(A run of records)
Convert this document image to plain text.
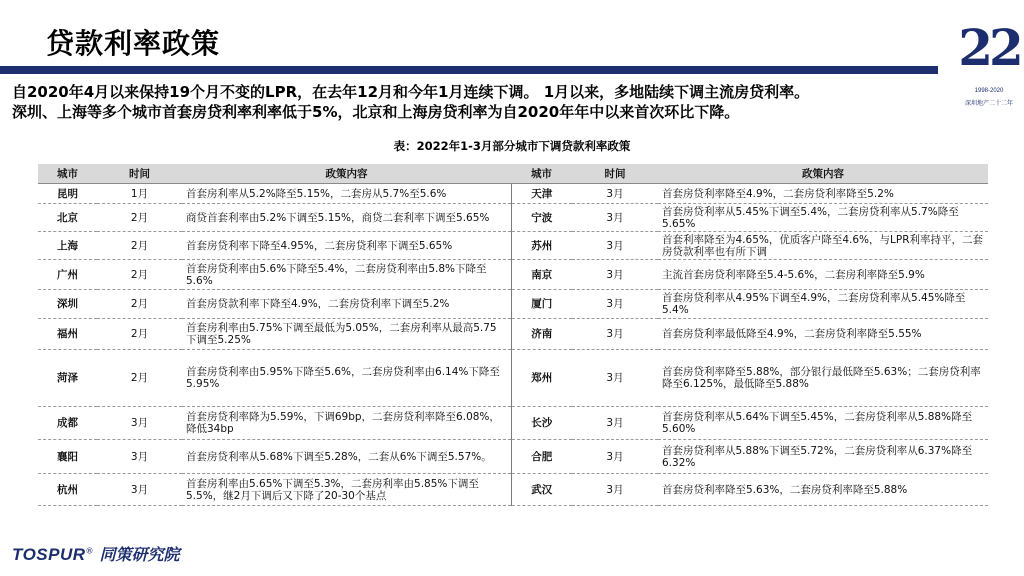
贷款利率政策	22
1998-2020
深圳地产二十二年
自2020年4月以来保持19个月不变的LPR，在去年12月和今年1月连续下调。 1月以来，多地陆续下调主流房贷利率。
深圳、上海等多个城市首套房贷利率利率低于5%，北京和上海房贷利率为自2020年年中以来首次环比下降。
表：2022年1-3月部分城市下调贷款利率政策
城市	时间	政策内容	城市	时间	政策内容
昆明	1月	首套房利率从5.2%降至5.15%，二套房从5.7%至5.6%	天津	3月	首套房贷利率降至4.9%，二套房贷利率降至5.2%
北京	2月	商贷首套利率由5.2%下调至5.15%，商贷二套利率下调至5.65%	宁波	3月	首套房贷利率从5.45%下调至5.4%，二套房贷利率从5.7%降至5.65%
上海	2月	首套房贷利率下降至4.95%，二套房贷利率下调至5.65%	苏州	3月	首套利率降至为4.65%，优质客户降至4.6%，与LPR利率持平，二套房贷款利率也有所下调
广州	2月	首套房贷利率由5.6%下降至5.4%，二套房贷利率由5.8%下降至5.6%	南京	3月	主流首套房贷利率降至5.4-5.6%，二套房利率降至5.9%
深圳	2月	首套房贷款利率下降至4.9%，二套房贷利率下调至5.2%	厦门	3月	首套房贷利率从4.95%下调至4.9%，二套房贷利率从5.45%降至5.4%
福州	2月	首套房利率由5.75%下调至最低为5.05%，二套房利率从最高5.75下调至5.25%	济南	3月	首套房贷利率最低降至4.9%，二套房贷利率降至5.55%
菏泽	2月	首套房贷利率由5.95%下降至5.6%，二套房贷利率由6.14%下降至5.95%	郑州	3月	首套房贷利率降至5.88%，部分银行最低降至5.63%；二套房贷利率降至6.125%，最低降至5.88%
成都	3月	首套房贷利率降为5.59%，下调69bp，二套房贷利率降至6.08%，降低34bp	长沙	3月	首套房贷利率从5.64%下调至5.45%，二套房贷利率从5.88%降至5.60%
襄阳	3月	首套房贷利率从5.68%下调至5.28%，二套从6%下调至5.57%。	合肥	3月	首套房贷利率从5.88%下调至5.72%，二套房贷利率从6.37%降至6.32%
杭州	3月	首套房利率由5.65%下调至5.3%，二套房利率由5.85%下调至5.5%，继2月下调后又下降了20-30个基点	武汉	3月	首套房贷利率降至5.63%，二套房贷利率降至5.88%
TOSPUR® 同策研究院
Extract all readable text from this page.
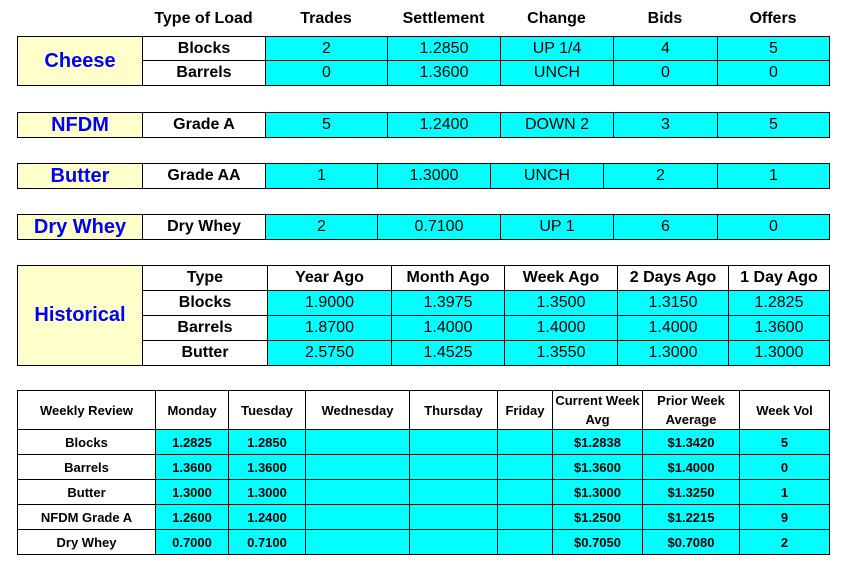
	Type of Load	Trades	Settlement	Change	Bids	Offers
Cheese	Blocks	2	1.2850	UP 1/4	4	5
	Barrels	0	1.3600	UNCH	0	0
NFDM	Grade A	5	1.2400	DOWN 2	3	5
Butter	Grade AA	1	1.3000	UNCH	2	1
Dry Whey	Dry Whey	2	0.7100	UP 1	6	0
Historical	Type	Year Ago	Month Ago	Week Ago	2 Days Ago	1 Day Ago
	Blocks	1.9000	1.3975	1.3500	1.3150	1.2825
	Barrels	1.8700	1.4000	1.4000	1.4000	1.3600
	Butter	2.5750	1.4525	1.3550	1.3000	1.3000
Weekly Review	Monday	Tuesday	Wednesday	Thursday	Friday	Current Week Avg	Prior Week Average	Week Vol
Blocks	1.2825	1.2850				$1.2838	$1.3420	5
Barrels	1.3600	1.3600				$1.3600	$1.4000	0
Butter	1.3000	1.3000				$1.3000	$1.3250	1
NFDM Grade A	1.2600	1.2400				$1.2500	$1.2215	9
Dry Whey	0.7000	0.7100				$0.7050	$0.7080	2
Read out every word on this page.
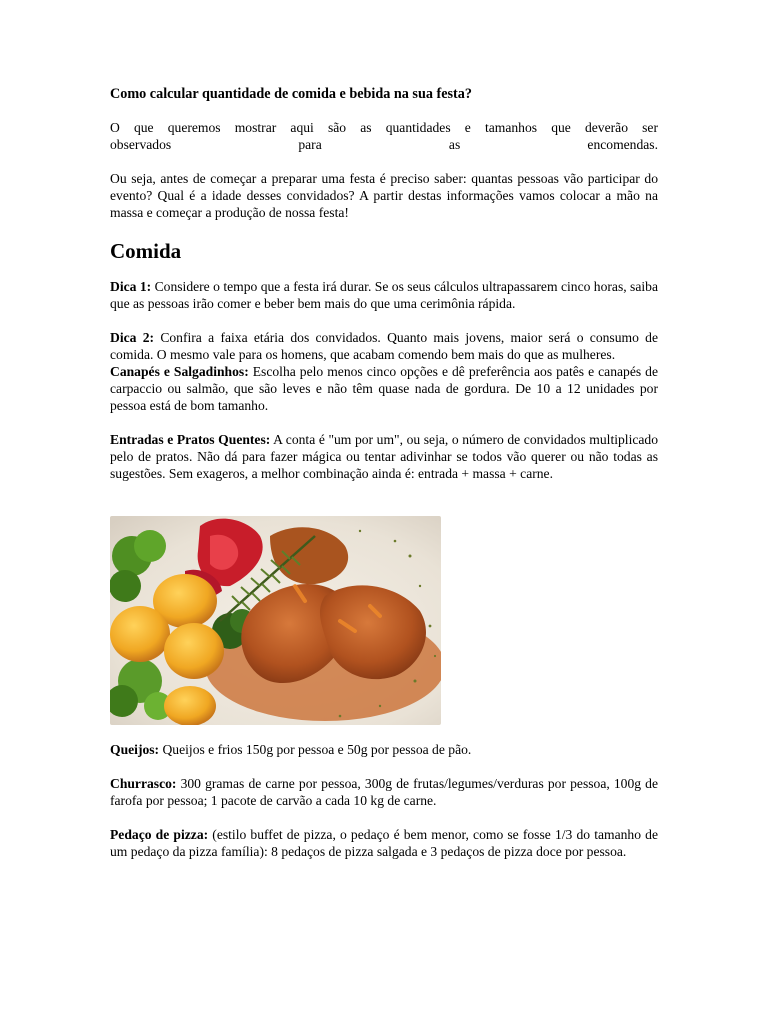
Como calcular quantidade de comida e bebida na sua festa?

O que queremos mostrar aqui são as quantidades e tamanhos que deverão ser

observados para as encomendas.

Ou seja, antes de começar a preparar uma festa é preciso saber: quantas pessoas vão participar do evento? Qual é a idade desses convidados? A partir destas informações vamos colocar a mão na massa e começar a produção de nossa festa!

Comida

Dica 1: Considere o tempo que a festa irá durar. Se os seus cálculos ultrapassarem cinco horas, saiba que as pessoas irão comer e beber bem mais do que uma cerimônia rápida.

Dica 2: Confira a faixa etária dos convidados. Quanto mais jovens, maior será o consumo de comida. O mesmo vale para os homens, que acabam comendo bem mais do que as mulheres.

Canapés e Salgadinhos: Escolha pelo menos cinco opções e dê preferência aos patês e canapés de carpaccio ou salmão, que são leves e não têm quase nada de gordura. De 10 a 12 unidades por pessoa está de bom tamanho.

Entradas e Pratos Quentes: A conta é "um por um", ou seja, o número de convidados multiplicado pelo de pratos. Não dá para fazer mágica ou tentar adivinhar se todos vão querer ou não todas as sugestões. Sem exageros, a melhor combinação ainda é: entrada + massa + carne.

Queijos: Queijos e frios 150g por pessoa e 50g por pessoa de pão.

Churrasco: 300 gramas de carne por pessoa, 300g de frutas/legumes/verduras por pessoa, 100g de farofa por pessoa; 1 pacote de carvão a cada 10 kg de carne.

Pedaço de pizza: (estilo buffet de pizza, o pedaço é bem menor, como se fosse 1/3 do tamanho de um pedaço da pizza família): 8 pedaços de pizza salgada e 3 pedaços de pizza doce por pessoa.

WRITTEN REQUEST
Leave the pictures out and reproduce each record exactly as written.

RESULT OF THE TASK
Convert this document image to plain text.
贷款利率政策	22
1998-2020
深圳地产二十二年
自2020年4月以来保持19个月不变的LPR，在去年12月和今年1月连续下调。 1月以来，多地陆续下调主流房贷利率。
深圳、上海等多个城市首套房贷利率利率低于5%，北京和上海房贷利率为自2020年年中以来首次环比下降。
表：2022年1-3月部分城市下调贷款利率政策
城市	时间	政策内容	城市	时间	政策内容
昆明	1月	首套房利率从5.2%降至5.15%，二套房从5.7%至5.6%	天津	3月	首套房贷利率降至4.9%，二套房贷利率降至5.2%
北京	2月	商贷首套利率由5.2%下调至5.15%，商贷二套利率下调至5.65%	宁波	3月	首套房贷利率从5.45%下调至5.4%，二套房贷利率从5.7%降至5.65%
上海	2月	首套房贷利率下降至4.95%，二套房贷利率下调至5.65%	苏州	3月	首套利率降至为4.65%，优质客户降至4.6%，与LPR利率持平，二套房贷款利率也有所下调
广州	2月	首套房贷利率由5.6%下降至5.4%，二套房贷利率由5.8%下降至5.6%	南京	3月	主流首套房贷利率降至5.4-5.6%，二套房利率降至5.9%
深圳	2月	首套房贷款利率下降至4.9%，二套房贷利率下调至5.2%	厦门	3月	首套房贷利率从4.95%下调至4.9%，二套房贷利率从5.45%降至5.4%
福州	2月	首套房利率由5.75%下调至最低为5.05%，二套房利率从最高5.75下调至5.25%	济南	3月	首套房贷利率最低降至4.9%，二套房贷利率降至5.55%
菏泽	2月	首套房贷利率由5.95%下降至5.6%，二套房贷利率由6.14%下降至5.95%	郑州	3月	首套房贷利率降至5.88%，部分银行最低降至5.63%；二套房贷利率降至6.125%，最低降至5.88%
成都	3月	首套房贷利率降为5.59%，下调69bp，二套房贷利率降至6.08%，降低34bp	长沙	3月	首套房贷利率从5.64%下调至5.45%，二套房贷利率从5.88%降至5.60%
襄阳	3月	首套房贷利率从5.68%下调至5.28%，二套从6%下调至5.57%。	合肥	3月	首套房贷利率从5.88%下调至5.72%，二套房贷利率从6.37%降至6.32%
杭州	3月	首套房利率由5.65%下调至5.3%，二套房利率由5.85%下调至5.5%，继2月下调后又下降了20-30个基点	武汉	3月	首套房贷利率降至5.63%，二套房贷利率降至5.88%
TOSPUR® 同策研究院
Extract all readable text from this page.
	Type of Load	Trades	Settlement	Change	Bids	Offers
Cheese	Blocks	2	1.2850	UP 1/4	4	5
	Barrels	0	1.3600	UNCH	0	0
NFDM	Grade A	5	1.2400	DOWN 2	3	5
Butter	Grade AA	1	1.3000	UNCH	2	1
Dry Whey	Dry Whey	2	0.7100	UP 1	6	0
Historical	Type	Year Ago	Month Ago	Week Ago	2 Days Ago	1 Day Ago
	Blocks	1.9000	1.3975	1.3500	1.3150	1.2825
	Barrels	1.8700	1.4000	1.4000	1.4000	1.3600
	Butter	2.5750	1.4525	1.3550	1.3000	1.3000
Weekly Review	Monday	Tuesday	Wednesday	Thursday	Friday	Current Week Avg	Prior Week Average	Week Vol
Blocks	1.2825	1.2850				$1.2838	$1.3420	5
Barrels	1.3600	1.3600				$1.3600	$1.4000	0
Butter	1.3000	1.3000				$1.3000	$1.3250	1
NFDM Grade A	1.2600	1.2400				$1.2500	$1.2215	9
Dry Whey	0.7000	0.7100				$0.7050	$0.7080	2
Read out every word on this page.
Como calcular quantidade de comida e bebida na sua festa?

O que queremos mostrar aqui são as quantidades e tamanhos que deverão ser

observados para as encomendas.

Ou seja, antes de começar a preparar uma festa é preciso saber: quantas pessoas vão participar do evento? Qual é a idade desses convidados? A partir destas informações vamos colocar a mão na massa e começar a produção de nossa festa!

Comida

Dica 1: Considere o tempo que a festa irá durar. Se os seus cálculos ultrapassarem cinco horas, saiba que as pessoas irão comer e beber bem mais do que uma cerimônia rápida.

Dica 2: Confira a faixa etária dos convidados. Quanto mais jovens, maior será o consumo de comida. O mesmo vale para os homens, que acabam comendo bem mais do que as mulheres.

Canapés e Salgadinhos: Escolha pelo menos cinco opções e dê preferência aos patês e canapés de carpaccio ou salmão, que são leves e não têm quase nada de gordura. De 10 a 12 unidades por pessoa está de bom tamanho.

Entradas e Pratos Quentes: A conta é "um por um", ou seja, o número de convidados multiplicado pelo de pratos. Não dá para fazer mágica ou tentar adivinhar se todos vão querer ou não todas as sugestões. Sem exageros, a melhor combinação ainda é: entrada + massa + carne.

Queijos: Queijos e frios 150g por pessoa e 50g por pessoa de pão.

Churrasco: 300 gramas de carne por pessoa, 300g de frutas/legumes/verduras por pessoa, 100g de farofa por pessoa; 1 pacote de carvão a cada 10 kg de carne.

Pedaço de pizza: (estilo buffet de pizza, o pedaço é bem menor, como se fosse 1/3 do tamanho de um pedaço da pizza família): 8 pedaços de pizza salgada e 3 pedaços de pizza doce por pessoa.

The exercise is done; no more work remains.